Stored entries
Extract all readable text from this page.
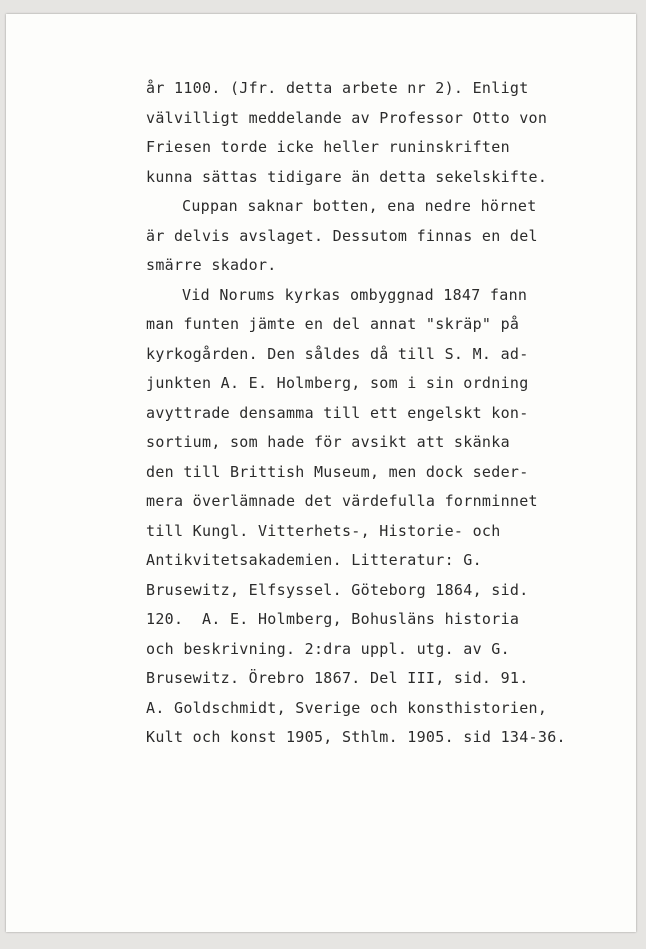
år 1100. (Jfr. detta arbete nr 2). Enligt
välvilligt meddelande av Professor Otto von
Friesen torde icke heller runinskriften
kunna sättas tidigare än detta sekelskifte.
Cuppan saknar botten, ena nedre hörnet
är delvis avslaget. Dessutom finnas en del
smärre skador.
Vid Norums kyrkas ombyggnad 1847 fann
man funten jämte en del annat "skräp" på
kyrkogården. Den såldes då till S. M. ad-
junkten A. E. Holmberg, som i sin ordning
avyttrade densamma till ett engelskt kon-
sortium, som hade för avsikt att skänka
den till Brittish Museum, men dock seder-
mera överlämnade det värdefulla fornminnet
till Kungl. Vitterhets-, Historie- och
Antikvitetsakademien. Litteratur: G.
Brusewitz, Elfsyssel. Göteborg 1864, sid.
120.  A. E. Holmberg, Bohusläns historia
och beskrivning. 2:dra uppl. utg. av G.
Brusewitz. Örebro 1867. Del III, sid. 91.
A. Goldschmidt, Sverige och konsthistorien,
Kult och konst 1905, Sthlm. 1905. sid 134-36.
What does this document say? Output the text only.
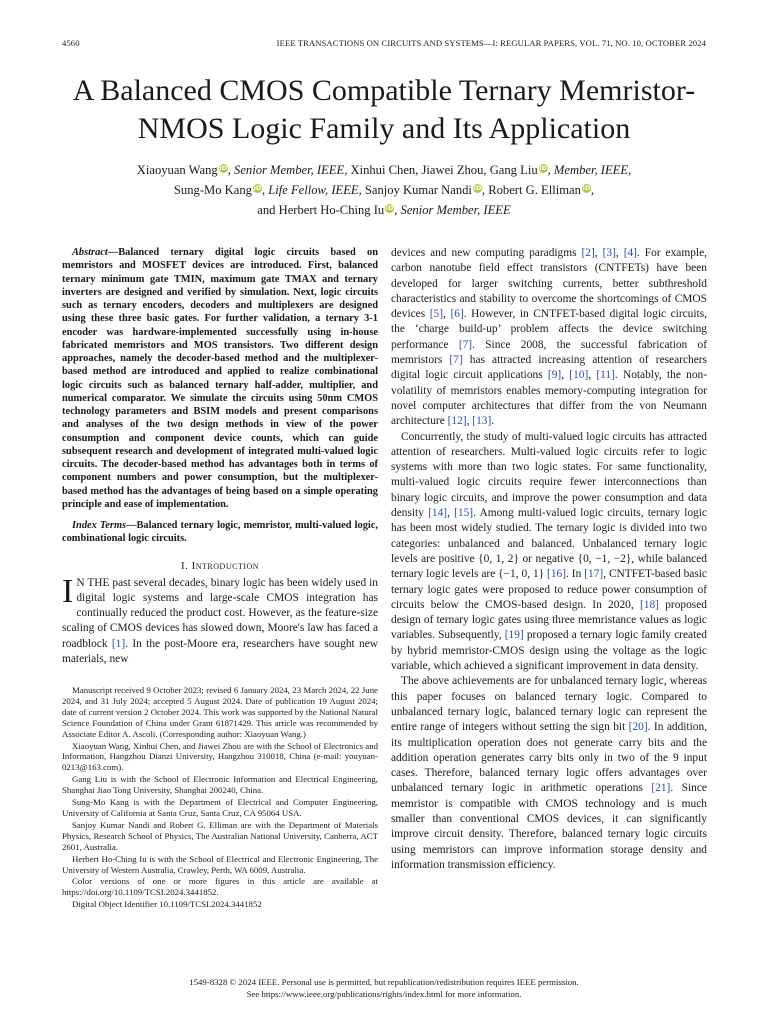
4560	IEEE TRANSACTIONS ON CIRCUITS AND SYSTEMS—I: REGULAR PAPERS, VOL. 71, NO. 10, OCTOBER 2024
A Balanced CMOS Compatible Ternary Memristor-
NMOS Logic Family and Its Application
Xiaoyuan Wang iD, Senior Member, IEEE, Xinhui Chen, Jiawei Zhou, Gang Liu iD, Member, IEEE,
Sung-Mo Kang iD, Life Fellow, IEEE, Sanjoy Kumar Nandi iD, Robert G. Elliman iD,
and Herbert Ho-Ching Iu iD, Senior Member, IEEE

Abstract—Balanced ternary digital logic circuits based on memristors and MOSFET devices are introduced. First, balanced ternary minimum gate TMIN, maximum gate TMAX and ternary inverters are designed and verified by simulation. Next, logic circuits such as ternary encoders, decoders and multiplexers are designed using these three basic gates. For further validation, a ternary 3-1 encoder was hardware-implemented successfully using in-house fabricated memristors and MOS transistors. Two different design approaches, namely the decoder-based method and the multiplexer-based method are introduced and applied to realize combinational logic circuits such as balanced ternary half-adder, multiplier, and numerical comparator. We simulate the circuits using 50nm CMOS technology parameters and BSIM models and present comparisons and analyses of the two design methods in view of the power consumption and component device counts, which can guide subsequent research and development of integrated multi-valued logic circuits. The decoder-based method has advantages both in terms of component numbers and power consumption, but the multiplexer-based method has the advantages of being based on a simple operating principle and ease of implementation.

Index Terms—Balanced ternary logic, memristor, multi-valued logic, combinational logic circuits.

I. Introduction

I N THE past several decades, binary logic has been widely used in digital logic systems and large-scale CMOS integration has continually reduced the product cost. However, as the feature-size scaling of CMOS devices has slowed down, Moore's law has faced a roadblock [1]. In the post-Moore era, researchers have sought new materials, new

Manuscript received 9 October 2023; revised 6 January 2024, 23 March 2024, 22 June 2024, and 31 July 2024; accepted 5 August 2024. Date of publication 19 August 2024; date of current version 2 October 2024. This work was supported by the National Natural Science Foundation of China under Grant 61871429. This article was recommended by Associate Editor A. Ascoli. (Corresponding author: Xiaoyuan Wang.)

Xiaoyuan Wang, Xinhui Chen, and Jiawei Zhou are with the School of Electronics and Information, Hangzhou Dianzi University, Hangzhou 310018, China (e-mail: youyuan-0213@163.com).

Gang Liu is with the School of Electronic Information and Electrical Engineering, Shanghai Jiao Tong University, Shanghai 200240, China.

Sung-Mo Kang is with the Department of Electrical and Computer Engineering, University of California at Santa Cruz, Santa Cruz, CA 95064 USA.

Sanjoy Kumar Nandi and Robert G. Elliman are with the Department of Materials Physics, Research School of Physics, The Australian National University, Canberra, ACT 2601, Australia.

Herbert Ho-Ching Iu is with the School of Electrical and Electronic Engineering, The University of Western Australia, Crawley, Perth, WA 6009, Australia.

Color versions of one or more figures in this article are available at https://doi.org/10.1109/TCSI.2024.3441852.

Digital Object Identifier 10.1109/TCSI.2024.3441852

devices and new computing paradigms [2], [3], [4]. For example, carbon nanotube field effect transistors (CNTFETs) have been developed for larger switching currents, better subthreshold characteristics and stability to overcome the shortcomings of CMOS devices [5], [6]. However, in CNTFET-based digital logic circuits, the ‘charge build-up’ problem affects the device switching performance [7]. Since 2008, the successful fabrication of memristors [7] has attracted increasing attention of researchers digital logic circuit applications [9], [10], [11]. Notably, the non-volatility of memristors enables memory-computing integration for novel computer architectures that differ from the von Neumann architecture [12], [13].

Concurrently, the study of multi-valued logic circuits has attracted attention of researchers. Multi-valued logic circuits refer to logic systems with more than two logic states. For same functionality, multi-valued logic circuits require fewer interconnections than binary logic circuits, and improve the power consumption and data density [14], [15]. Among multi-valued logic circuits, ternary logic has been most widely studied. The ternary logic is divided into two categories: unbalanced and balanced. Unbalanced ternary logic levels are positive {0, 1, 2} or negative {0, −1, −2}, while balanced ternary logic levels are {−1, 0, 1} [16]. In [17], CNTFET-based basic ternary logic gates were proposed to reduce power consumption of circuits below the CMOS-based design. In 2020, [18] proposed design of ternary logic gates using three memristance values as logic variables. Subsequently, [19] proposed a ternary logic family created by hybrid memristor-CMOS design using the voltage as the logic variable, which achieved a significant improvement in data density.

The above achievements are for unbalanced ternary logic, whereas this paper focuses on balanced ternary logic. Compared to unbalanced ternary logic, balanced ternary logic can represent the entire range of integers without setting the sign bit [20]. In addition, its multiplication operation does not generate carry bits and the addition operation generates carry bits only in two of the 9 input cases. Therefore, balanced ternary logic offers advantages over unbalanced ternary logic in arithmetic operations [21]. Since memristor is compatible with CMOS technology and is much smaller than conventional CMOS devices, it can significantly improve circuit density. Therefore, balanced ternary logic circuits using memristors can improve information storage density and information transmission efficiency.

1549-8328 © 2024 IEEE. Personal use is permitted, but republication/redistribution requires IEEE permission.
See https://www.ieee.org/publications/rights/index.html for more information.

__TASK STATEMENT__:
Transcribe each entry precisely as given, leaving the pictures out.

__SOLUTION FOR THIS PROBLEM__:
Extract all readable text from this page.
år 1100. (Jfr. detta arbete nr 2). Enligt
välvilligt meddelande av Professor Otto von
Friesen torde icke heller runinskriften
kunna sättas tidigare än detta sekelskifte.
Cuppan saknar botten, ena nedre hörnet
är delvis avslaget. Dessutom finnas en del
smärre skador.
Vid Norums kyrkas ombyggnad 1847 fann
man funten jämte en del annat "skräp" på
kyrkogården. Den såldes då till S. M. ad-
junkten A. E. Holmberg, som i sin ordning
avyttrade densamma till ett engelskt kon-
sortium, som hade för avsikt att skänka
den till Brittish Museum, men dock seder-
mera överlämnade det värdefulla fornminnet
till Kungl. Vitterhets-, Historie- och
Antikvitetsakademien. Litteratur: G.
Brusewitz, Elfsyssel. Göteborg 1864, sid.
120.  A. E. Holmberg, Bohusläns historia
och beskrivning. 2:dra uppl. utg. av G.
Brusewitz. Örebro 1867. Del III, sid. 91.
A. Goldschmidt, Sverige och konsthistorien,
Kult och konst 1905, Sthlm. 1905. sid 134-36.
What does this document say? Output the text only.
4560	IEEE TRANSACTIONS ON CIRCUITS AND SYSTEMS—I: REGULAR PAPERS, VOL. 71, NO. 10, OCTOBER 2024
A Balanced CMOS Compatible Ternary Memristor-
NMOS Logic Family and Its Application
Xiaoyuan Wang iD, Senior Member, IEEE, Xinhui Chen, Jiawei Zhou, Gang Liu iD, Member, IEEE,
Sung-Mo Kang iD, Life Fellow, IEEE, Sanjoy Kumar Nandi iD, Robert G. Elliman iD,
and Herbert Ho-Ching Iu iD, Senior Member, IEEE

Abstract—Balanced ternary digital logic circuits based on memristors and MOSFET devices are introduced. First, balanced ternary minimum gate TMIN, maximum gate TMAX and ternary inverters are designed and verified by simulation. Next, logic circuits such as ternary encoders, decoders and multiplexers are designed using these three basic gates. For further validation, a ternary 3-1 encoder was hardware-implemented successfully using in-house fabricated memristors and MOS transistors. Two different design approaches, namely the decoder-based method and the multiplexer-based method are introduced and applied to realize combinational logic circuits such as balanced ternary half-adder, multiplier, and numerical comparator. We simulate the circuits using 50nm CMOS technology parameters and BSIM models and present comparisons and analyses of the two design methods in view of the power consumption and component device counts, which can guide subsequent research and development of integrated multi-valued logic circuits. The decoder-based method has advantages both in terms of component numbers and power consumption, but the multiplexer-based method has the advantages of being based on a simple operating principle and ease of implementation.

Index Terms—Balanced ternary logic, memristor, multi-valued logic, combinational logic circuits.

I. Introduction

I N THE past several decades, binary logic has been widely used in digital logic systems and large-scale CMOS integration has continually reduced the product cost. However, as the feature-size scaling of CMOS devices has slowed down, Moore's law has faced a roadblock [1]. In the post-Moore era, researchers have sought new materials, new

Manuscript received 9 October 2023; revised 6 January 2024, 23 March 2024, 22 June 2024, and 31 July 2024; accepted 5 August 2024. Date of publication 19 August 2024; date of current version 2 October 2024. This work was supported by the National Natural Science Foundation of China under Grant 61871429. This article was recommended by Associate Editor A. Ascoli. (Corresponding author: Xiaoyuan Wang.)

Xiaoyuan Wang, Xinhui Chen, and Jiawei Zhou are with the School of Electronics and Information, Hangzhou Dianzi University, Hangzhou 310018, China (e-mail: youyuan-0213@163.com).

Gang Liu is with the School of Electronic Information and Electrical Engineering, Shanghai Jiao Tong University, Shanghai 200240, China.

Sung-Mo Kang is with the Department of Electrical and Computer Engineering, University of California at Santa Cruz, Santa Cruz, CA 95064 USA.

Sanjoy Kumar Nandi and Robert G. Elliman are with the Department of Materials Physics, Research School of Physics, The Australian National University, Canberra, ACT 2601, Australia.

Herbert Ho-Ching Iu is with the School of Electrical and Electronic Engineering, The University of Western Australia, Crawley, Perth, WA 6009, Australia.

Color versions of one or more figures in this article are available at https://doi.org/10.1109/TCSI.2024.3441852.

Digital Object Identifier 10.1109/TCSI.2024.3441852

devices and new computing paradigms [2], [3], [4]. For example, carbon nanotube field effect transistors (CNTFETs) have been developed for larger switching currents, better subthreshold characteristics and stability to overcome the shortcomings of CMOS devices [5], [6]. However, in CNTFET-based digital logic circuits, the ‘charge build-up’ problem affects the device switching performance [7]. Since 2008, the successful fabrication of memristors [7] has attracted increasing attention of researchers digital logic circuit applications [9], [10], [11]. Notably, the non-volatility of memristors enables memory-computing integration for novel computer architectures that differ from the von Neumann architecture [12], [13].

Concurrently, the study of multi-valued logic circuits has attracted attention of researchers. Multi-valued logic circuits refer to logic systems with more than two logic states. For same functionality, multi-valued logic circuits require fewer interconnections than binary logic circuits, and improve the power consumption and data density [14], [15]. Among multi-valued logic circuits, ternary logic has been most widely studied. The ternary logic is divided into two categories: unbalanced and balanced. Unbalanced ternary logic levels are positive {0, 1, 2} or negative {0, −1, −2}, while balanced ternary logic levels are {−1, 0, 1} [16]. In [17], CNTFET-based basic ternary logic gates were proposed to reduce power consumption of circuits below the CMOS-based design. In 2020, [18] proposed design of ternary logic gates using three memristance values as logic variables. Subsequently, [19] proposed a ternary logic family created by hybrid memristor-CMOS design using the voltage as the logic variable, which achieved a significant improvement in data density.

The above achievements are for unbalanced ternary logic, whereas this paper focuses on balanced ternary logic. Compared to unbalanced ternary logic, balanced ternary logic can represent the entire range of integers without setting the sign bit [20]. In addition, its multiplication operation does not generate carry bits and the addition operation generates carry bits only in two of the 9 input cases. Therefore, balanced ternary logic offers advantages over unbalanced ternary logic in arithmetic operations [21]. Since memristor is compatible with CMOS technology and is much smaller than conventional CMOS devices, it can significantly improve circuit density. Therefore, balanced ternary logic circuits using memristors can improve information storage density and information transmission efficiency.

1549-8328 © 2024 IEEE. Personal use is permitted, but republication/redistribution requires IEEE permission.
See https://www.ieee.org/publications/rights/index.html for more information.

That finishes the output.